» Task goal
Your task is to copy every line of the entries that contains "Toad".

---------------

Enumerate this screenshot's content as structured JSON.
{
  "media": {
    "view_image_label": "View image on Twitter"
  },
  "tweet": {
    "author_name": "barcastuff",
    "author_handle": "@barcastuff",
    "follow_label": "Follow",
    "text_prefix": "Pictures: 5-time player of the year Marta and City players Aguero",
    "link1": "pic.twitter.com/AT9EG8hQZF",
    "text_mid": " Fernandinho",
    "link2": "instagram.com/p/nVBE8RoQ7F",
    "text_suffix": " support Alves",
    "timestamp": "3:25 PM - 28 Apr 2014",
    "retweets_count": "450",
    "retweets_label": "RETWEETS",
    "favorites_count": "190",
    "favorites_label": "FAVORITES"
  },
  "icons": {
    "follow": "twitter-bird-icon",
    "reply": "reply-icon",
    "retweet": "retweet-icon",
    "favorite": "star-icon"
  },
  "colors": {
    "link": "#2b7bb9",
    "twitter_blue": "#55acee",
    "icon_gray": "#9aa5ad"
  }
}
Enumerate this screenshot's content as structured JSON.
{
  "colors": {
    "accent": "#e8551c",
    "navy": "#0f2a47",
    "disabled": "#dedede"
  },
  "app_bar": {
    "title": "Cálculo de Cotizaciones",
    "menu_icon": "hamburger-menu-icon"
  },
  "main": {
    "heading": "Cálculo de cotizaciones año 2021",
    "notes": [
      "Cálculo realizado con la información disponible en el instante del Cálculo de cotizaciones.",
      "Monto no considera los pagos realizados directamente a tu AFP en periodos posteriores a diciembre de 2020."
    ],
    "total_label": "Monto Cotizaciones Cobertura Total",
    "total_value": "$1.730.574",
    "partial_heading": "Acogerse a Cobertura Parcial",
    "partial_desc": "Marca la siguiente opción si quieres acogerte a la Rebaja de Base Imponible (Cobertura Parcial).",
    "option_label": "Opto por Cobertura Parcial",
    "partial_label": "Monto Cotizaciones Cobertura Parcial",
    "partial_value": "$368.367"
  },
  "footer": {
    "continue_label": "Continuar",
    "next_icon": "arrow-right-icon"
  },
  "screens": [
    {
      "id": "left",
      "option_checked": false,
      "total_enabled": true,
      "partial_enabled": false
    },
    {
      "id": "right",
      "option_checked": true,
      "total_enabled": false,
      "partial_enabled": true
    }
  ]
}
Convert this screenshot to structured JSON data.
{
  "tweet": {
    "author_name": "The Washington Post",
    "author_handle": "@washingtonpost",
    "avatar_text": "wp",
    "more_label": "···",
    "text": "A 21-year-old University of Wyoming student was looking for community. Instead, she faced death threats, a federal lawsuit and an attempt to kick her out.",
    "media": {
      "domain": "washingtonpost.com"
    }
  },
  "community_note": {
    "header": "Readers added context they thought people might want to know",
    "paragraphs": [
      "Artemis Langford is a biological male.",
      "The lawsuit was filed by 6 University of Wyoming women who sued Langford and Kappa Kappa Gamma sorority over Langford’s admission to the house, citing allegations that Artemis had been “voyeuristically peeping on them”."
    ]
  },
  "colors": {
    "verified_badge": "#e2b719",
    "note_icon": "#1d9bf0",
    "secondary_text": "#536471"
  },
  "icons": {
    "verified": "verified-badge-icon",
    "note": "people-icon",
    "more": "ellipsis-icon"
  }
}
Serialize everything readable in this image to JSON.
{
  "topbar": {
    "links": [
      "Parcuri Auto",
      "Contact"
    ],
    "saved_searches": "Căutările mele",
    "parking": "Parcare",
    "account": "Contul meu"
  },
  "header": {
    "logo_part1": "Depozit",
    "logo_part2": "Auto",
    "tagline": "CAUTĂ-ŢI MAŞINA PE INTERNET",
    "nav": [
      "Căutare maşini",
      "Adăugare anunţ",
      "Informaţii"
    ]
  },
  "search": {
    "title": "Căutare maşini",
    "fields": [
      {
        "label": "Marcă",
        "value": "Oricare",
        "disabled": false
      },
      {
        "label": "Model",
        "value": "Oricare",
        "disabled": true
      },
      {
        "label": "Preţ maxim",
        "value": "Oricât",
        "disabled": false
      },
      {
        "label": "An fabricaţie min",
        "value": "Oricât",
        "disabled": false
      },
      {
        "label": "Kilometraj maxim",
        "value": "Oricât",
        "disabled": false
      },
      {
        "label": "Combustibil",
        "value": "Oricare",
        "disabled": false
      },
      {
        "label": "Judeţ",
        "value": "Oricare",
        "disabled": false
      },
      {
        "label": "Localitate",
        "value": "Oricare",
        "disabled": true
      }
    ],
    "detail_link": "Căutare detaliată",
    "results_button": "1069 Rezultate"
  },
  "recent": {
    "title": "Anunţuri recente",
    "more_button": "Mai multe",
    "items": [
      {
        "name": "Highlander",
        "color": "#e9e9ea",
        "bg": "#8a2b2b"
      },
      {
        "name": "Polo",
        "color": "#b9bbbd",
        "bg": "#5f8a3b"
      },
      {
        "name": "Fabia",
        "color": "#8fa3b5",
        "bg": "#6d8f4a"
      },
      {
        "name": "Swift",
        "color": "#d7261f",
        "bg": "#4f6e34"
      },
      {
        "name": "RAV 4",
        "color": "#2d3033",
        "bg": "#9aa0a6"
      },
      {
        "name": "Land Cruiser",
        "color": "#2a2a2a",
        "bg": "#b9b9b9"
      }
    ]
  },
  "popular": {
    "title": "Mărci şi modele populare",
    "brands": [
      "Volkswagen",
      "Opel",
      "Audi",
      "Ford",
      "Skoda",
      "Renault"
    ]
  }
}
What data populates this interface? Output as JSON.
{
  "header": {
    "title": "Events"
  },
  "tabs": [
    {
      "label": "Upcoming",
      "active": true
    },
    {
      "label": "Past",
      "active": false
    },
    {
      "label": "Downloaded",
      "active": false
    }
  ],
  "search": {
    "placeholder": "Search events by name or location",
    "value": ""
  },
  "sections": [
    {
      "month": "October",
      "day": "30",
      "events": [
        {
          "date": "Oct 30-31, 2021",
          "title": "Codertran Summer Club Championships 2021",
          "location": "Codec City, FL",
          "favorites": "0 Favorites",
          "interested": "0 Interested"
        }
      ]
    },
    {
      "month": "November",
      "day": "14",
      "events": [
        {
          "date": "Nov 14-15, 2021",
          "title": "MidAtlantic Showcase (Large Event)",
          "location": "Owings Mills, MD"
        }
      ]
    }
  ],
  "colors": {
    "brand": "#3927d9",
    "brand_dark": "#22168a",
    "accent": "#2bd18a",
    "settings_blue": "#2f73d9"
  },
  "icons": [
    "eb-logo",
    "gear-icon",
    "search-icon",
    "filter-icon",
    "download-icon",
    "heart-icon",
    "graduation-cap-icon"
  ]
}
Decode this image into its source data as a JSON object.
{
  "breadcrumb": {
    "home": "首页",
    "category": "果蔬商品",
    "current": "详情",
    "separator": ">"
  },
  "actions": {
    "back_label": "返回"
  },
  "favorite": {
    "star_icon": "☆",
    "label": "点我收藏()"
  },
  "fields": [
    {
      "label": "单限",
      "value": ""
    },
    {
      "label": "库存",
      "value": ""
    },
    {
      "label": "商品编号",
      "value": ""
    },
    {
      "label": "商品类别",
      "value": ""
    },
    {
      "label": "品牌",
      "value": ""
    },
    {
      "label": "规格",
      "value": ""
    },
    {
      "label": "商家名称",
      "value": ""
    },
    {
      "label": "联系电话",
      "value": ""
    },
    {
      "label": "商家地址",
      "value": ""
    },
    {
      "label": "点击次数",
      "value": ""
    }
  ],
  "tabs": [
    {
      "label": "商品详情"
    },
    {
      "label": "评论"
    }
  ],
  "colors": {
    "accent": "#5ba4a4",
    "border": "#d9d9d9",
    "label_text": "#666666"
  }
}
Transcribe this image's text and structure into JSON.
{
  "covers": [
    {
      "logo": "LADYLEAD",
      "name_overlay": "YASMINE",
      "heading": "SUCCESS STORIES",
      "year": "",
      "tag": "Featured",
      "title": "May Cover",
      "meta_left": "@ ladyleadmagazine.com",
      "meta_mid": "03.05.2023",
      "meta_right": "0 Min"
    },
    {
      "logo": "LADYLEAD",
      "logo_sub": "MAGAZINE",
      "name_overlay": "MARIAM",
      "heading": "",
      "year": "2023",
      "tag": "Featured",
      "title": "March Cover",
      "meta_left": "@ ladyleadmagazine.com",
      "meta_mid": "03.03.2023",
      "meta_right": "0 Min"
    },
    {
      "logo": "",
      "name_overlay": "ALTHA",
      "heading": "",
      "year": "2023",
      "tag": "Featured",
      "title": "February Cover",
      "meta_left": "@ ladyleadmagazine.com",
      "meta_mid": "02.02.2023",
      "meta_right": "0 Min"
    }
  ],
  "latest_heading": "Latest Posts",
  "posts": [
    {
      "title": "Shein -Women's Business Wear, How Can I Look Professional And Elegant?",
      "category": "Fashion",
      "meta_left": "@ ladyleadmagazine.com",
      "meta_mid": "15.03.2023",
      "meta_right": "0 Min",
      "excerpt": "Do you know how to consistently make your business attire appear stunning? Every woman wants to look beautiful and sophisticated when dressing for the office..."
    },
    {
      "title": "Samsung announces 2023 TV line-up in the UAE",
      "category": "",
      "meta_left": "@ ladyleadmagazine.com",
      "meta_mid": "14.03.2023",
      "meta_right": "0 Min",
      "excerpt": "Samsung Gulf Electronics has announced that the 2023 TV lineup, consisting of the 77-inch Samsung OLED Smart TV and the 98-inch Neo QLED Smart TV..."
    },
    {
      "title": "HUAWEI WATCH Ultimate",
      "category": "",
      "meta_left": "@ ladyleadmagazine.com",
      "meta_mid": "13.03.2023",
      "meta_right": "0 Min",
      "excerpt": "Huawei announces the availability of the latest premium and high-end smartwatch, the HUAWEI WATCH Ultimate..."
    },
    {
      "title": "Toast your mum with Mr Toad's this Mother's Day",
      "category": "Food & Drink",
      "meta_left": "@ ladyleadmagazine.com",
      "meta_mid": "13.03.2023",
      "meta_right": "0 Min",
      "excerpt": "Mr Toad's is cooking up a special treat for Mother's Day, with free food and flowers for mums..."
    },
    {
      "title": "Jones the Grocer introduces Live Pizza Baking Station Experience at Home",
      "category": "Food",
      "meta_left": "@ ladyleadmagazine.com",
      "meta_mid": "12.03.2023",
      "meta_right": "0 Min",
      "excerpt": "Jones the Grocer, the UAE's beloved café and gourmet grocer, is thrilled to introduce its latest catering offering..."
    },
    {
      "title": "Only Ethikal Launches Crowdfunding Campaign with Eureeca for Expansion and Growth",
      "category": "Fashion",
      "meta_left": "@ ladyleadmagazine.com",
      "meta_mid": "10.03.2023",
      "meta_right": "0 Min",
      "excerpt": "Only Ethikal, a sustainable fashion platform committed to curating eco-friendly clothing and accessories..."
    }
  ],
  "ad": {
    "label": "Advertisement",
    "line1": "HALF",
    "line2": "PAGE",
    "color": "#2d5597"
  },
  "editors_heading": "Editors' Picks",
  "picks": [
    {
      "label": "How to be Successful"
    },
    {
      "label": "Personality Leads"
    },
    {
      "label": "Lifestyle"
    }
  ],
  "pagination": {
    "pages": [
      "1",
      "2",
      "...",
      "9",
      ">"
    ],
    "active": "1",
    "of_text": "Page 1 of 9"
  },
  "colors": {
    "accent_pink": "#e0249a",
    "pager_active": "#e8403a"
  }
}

---------------

» Solution to the problem
      "title": "Toast your mum with Mr Toad's this Mother's Day",
      "excerpt": "Mr Toad's is cooking up a special treat for Mother's Day, with free food and flowers for mums..."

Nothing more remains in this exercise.